Every entry must be echoed exactly.

_DATA TO PROCESS_:
>> START

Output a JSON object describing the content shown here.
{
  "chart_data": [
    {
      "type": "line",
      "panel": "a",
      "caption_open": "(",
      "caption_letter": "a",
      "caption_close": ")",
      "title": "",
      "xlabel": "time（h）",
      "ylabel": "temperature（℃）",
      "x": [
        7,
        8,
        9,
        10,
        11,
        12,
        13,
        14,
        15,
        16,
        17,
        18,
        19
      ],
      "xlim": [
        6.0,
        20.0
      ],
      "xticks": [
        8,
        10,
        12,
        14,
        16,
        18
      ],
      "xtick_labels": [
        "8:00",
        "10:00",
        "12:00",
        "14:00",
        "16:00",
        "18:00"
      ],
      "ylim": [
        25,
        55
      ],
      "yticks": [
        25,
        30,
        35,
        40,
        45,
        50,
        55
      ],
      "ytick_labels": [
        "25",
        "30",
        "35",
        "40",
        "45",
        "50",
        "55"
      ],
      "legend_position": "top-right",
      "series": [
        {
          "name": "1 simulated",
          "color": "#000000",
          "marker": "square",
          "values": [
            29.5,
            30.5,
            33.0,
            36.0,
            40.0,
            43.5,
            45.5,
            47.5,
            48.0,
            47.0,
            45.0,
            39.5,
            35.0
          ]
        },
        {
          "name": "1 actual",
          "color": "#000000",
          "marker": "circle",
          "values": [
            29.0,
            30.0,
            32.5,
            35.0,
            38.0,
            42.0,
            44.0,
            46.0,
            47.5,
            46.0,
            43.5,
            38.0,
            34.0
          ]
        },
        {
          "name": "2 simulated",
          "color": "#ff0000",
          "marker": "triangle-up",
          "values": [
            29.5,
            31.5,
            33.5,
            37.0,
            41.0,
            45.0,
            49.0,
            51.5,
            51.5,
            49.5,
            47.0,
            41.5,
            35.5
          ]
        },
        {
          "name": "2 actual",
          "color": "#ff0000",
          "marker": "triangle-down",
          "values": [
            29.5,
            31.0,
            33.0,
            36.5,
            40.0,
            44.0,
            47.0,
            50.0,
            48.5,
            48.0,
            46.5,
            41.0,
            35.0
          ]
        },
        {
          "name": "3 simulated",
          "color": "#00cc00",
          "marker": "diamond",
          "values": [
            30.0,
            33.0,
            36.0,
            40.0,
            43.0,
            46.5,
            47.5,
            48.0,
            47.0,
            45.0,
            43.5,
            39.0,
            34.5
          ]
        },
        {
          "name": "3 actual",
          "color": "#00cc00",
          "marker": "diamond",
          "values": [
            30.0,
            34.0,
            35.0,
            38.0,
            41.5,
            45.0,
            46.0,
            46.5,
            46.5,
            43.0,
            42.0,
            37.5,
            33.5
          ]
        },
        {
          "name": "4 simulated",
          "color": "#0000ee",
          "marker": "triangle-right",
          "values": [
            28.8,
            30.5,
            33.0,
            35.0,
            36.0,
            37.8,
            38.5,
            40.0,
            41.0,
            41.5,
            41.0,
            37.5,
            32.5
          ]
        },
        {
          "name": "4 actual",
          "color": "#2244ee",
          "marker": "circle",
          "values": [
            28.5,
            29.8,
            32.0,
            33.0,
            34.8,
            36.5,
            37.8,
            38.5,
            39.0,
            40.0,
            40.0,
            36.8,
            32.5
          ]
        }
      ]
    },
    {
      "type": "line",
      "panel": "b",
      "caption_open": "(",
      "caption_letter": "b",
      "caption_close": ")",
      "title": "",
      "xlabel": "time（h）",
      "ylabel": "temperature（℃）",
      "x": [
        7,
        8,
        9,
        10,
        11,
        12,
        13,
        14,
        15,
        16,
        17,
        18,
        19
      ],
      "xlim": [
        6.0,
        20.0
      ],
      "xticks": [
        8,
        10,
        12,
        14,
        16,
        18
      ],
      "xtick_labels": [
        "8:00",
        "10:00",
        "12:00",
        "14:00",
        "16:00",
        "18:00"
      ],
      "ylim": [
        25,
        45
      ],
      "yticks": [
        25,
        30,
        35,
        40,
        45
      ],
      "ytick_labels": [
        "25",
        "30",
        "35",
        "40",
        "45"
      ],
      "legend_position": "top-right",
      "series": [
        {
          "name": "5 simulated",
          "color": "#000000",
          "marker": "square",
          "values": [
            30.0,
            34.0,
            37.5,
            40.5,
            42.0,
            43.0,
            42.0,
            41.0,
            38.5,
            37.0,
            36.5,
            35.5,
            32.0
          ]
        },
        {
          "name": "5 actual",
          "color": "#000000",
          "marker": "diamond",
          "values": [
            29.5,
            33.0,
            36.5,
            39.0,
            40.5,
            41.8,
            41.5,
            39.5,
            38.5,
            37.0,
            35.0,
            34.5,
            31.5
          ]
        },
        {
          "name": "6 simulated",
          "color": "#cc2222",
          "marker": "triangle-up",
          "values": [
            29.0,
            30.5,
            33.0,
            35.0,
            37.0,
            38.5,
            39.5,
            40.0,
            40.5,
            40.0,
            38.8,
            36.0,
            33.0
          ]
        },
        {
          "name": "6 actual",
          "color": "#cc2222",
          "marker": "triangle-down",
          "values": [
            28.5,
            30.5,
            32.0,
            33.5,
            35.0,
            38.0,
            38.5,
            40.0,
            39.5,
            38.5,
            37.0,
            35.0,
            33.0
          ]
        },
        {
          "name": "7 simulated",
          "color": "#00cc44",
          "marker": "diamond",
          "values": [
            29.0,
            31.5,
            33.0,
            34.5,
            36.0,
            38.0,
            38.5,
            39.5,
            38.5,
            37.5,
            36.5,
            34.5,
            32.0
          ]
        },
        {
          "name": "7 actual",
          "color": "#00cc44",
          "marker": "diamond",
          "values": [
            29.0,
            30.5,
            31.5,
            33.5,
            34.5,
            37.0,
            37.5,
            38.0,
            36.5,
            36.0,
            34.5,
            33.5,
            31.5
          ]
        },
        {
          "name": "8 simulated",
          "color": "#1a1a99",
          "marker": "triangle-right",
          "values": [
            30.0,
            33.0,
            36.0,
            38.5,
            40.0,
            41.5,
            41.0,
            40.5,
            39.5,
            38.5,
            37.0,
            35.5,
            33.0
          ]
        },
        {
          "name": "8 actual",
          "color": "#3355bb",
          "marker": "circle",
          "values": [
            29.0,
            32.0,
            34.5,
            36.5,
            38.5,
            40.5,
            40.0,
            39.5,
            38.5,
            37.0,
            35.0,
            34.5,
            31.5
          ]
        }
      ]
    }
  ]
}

>> END

_THE ANSWER_:
Output a JSON object describing the content shown here.
{
  "chart_data": [
    {
      "type": "line",
      "panel": "a",
      "caption_open": "(",
      "caption_letter": "a",
      "caption_close": ")",
      "title": "",
      "xlabel": "time（h）",
      "ylabel": "temperature（℃）",
      "x": [
        7,
        8,
        9,
        10,
        11,
        12,
        13,
        14,
        15,
        16,
        17,
        18,
        19
      ],
      "xlim": [
        6.0,
        20.0
      ],
      "xticks": [
        8,
        10,
        12,
        14,
        16,
        18
      ],
      "xtick_labels": [
        "8:00",
        "10:00",
        "12:00",
        "14:00",
        "16:00",
        "18:00"
      ],
      "ylim": [
        25,
        55
      ],
      "yticks": [
        25,
        30,
        35,
        40,
        45,
        50,
        55
      ],
      "ytick_labels": [
        "25",
        "30",
        "35",
        "40",
        "45",
        "50",
        "55"
      ],
      "legend_position": "top-right",
      "series": [
        {
          "name": "1 simulated",
          "color": "#000000",
          "marker": "square",
          "values": [
            29.5,
            30.5,
            33.0,
            36.0,
            40.0,
            43.5,
            45.5,
            47.5,
            48.0,
            47.0,
            45.0,
            39.5,
            35.0
          ]
        },
        {
          "name": "1 actual",
          "color": "#000000",
          "marker": "circle",
          "values": [
            29.0,
            30.0,
            32.5,
            35.0,
            38.0,
            42.0,
            44.0,
            46.0,
            47.5,
            46.0,
            43.5,
            38.0,
            34.0
          ]
        },
        {
          "name": "2 simulated",
          "color": "#ff0000",
          "marker": "triangle-up",
          "values": [
            29.5,
            31.5,
            33.5,
            37.0,
            41.0,
            45.0,
            49.0,
            51.5,
            51.5,
            49.5,
            47.0,
            41.5,
            35.5
          ]
        },
        {
          "name": "2 actual",
          "color": "#ff0000",
          "marker": "triangle-down",
          "values": [
            29.5,
            31.0,
            33.0,
            36.5,
            40.0,
            44.0,
            47.0,
            50.0,
            48.5,
            48.0,
            46.5,
            41.0,
            35.0
          ]
        },
        {
          "name": "3 simulated",
          "color": "#00cc00",
          "marker": "diamond",
          "values": [
            30.0,
            33.0,
            36.0,
            40.0,
            43.0,
            46.5,
            47.5,
            48.0,
            47.0,
            45.0,
            43.5,
            39.0,
            34.5
          ]
        },
        {
          "name": "3 actual",
          "color": "#00cc00",
          "marker": "diamond",
          "values": [
            30.0,
            34.0,
            35.0,
            38.0,
            41.5,
            45.0,
            46.0,
            46.5,
            46.5,
            43.0,
            42.0,
            37.5,
            33.5
          ]
        },
        {
          "name": "4 simulated",
          "color": "#0000ee",
          "marker": "triangle-right",
          "values": [
            28.8,
            30.5,
            33.0,
            35.0,
            36.0,
            37.8,
            38.5,
            40.0,
            41.0,
            41.5,
            41.0,
            37.5,
            32.5
          ]
        },
        {
          "name": "4 actual",
          "color": "#2244ee",
          "marker": "circle",
          "values": [
            28.5,
            29.8,
            32.0,
            33.0,
            34.8,
            36.5,
            37.8,
            38.5,
            39.0,
            40.0,
            40.0,
            36.8,
            32.5
          ]
        }
      ]
    },
    {
      "type": "line",
      "panel": "b",
      "caption_open": "(",
      "caption_letter": "b",
      "caption_close": ")",
      "title": "",
      "xlabel": "time（h）",
      "ylabel": "temperature（℃）",
      "x": [
        7,
        8,
        9,
        10,
        11,
        12,
        13,
        14,
        15,
        16,
        17,
        18,
        19
      ],
      "xlim": [
        6.0,
        20.0
      ],
      "xticks": [
        8,
        10,
        12,
        14,
        16,
        18
      ],
      "xtick_labels": [
        "8:00",
        "10:00",
        "12:00",
        "14:00",
        "16:00",
        "18:00"
      ],
      "ylim": [
        25,
        45
      ],
      "yticks": [
        25,
        30,
        35,
        40,
        45
      ],
      "ytick_labels": [
        "25",
        "30",
        "35",
        "40",
        "45"
      ],
      "legend_position": "top-right",
      "series": [
        {
          "name": "5 simulated",
          "color": "#000000",
          "marker": "square",
          "values": [
            30.0,
            34.0,
            37.5,
            40.5,
            42.0,
            43.0,
            42.0,
            41.0,
            38.5,
            37.0,
            36.5,
            35.5,
            32.0
          ]
        },
        {
          "name": "5 actual",
          "color": "#000000",
          "marker": "diamond",
          "values": [
            29.5,
            33.0,
            36.5,
            39.0,
            40.5,
            41.8,
            41.5,
            39.5,
            38.5,
            37.0,
            35.0,
            34.5,
            31.5
          ]
        },
        {
          "name": "6 simulated",
          "color": "#cc2222",
          "marker": "triangle-up",
          "values": [
            29.0,
            30.5,
            33.0,
            35.0,
            37.0,
            38.5,
            39.5,
            40.0,
            40.5,
            40.0,
            38.8,
            36.0,
            33.0
          ]
        },
        {
          "name": "6 actual",
          "color": "#cc2222",
          "marker": "triangle-down",
          "values": [
            28.5,
            30.5,
            32.0,
            33.5,
            35.0,
            38.0,
            38.5,
            40.0,
            39.5,
            38.5,
            37.0,
            35.0,
            33.0
          ]
        },
        {
          "name": "7 simulated",
          "color": "#00cc44",
          "marker": "diamond",
          "values": [
            29.0,
            31.5,
            33.0,
            34.5,
            36.0,
            38.0,
            38.5,
            39.5,
            38.5,
            37.5,
            36.5,
            34.5,
            32.0
          ]
        },
        {
          "name": "7 actual",
          "color": "#00cc44",
          "marker": "diamond",
          "values": [
            29.0,
            30.5,
            31.5,
            33.5,
            34.5,
            37.0,
            37.5,
            38.0,
            36.5,
            36.0,
            34.5,
            33.5,
            31.5
          ]
        },
        {
          "name": "8 simulated",
          "color": "#1a1a99",
          "marker": "triangle-right",
          "values": [
            30.0,
            33.0,
            36.0,
            38.5,
            40.0,
            41.5,
            41.0,
            40.5,
            39.5,
            38.5,
            37.0,
            35.5,
            33.0
          ]
        },
        {
          "name": "8 actual",
          "color": "#3355bb",
          "marker": "circle",
          "values": [
            29.0,
            32.0,
            34.5,
            36.5,
            38.5,
            40.5,
            40.0,
            39.5,
            38.5,
            37.0,
            35.0,
            34.5,
            31.5
          ]
        }
      ]
    }
  ]
}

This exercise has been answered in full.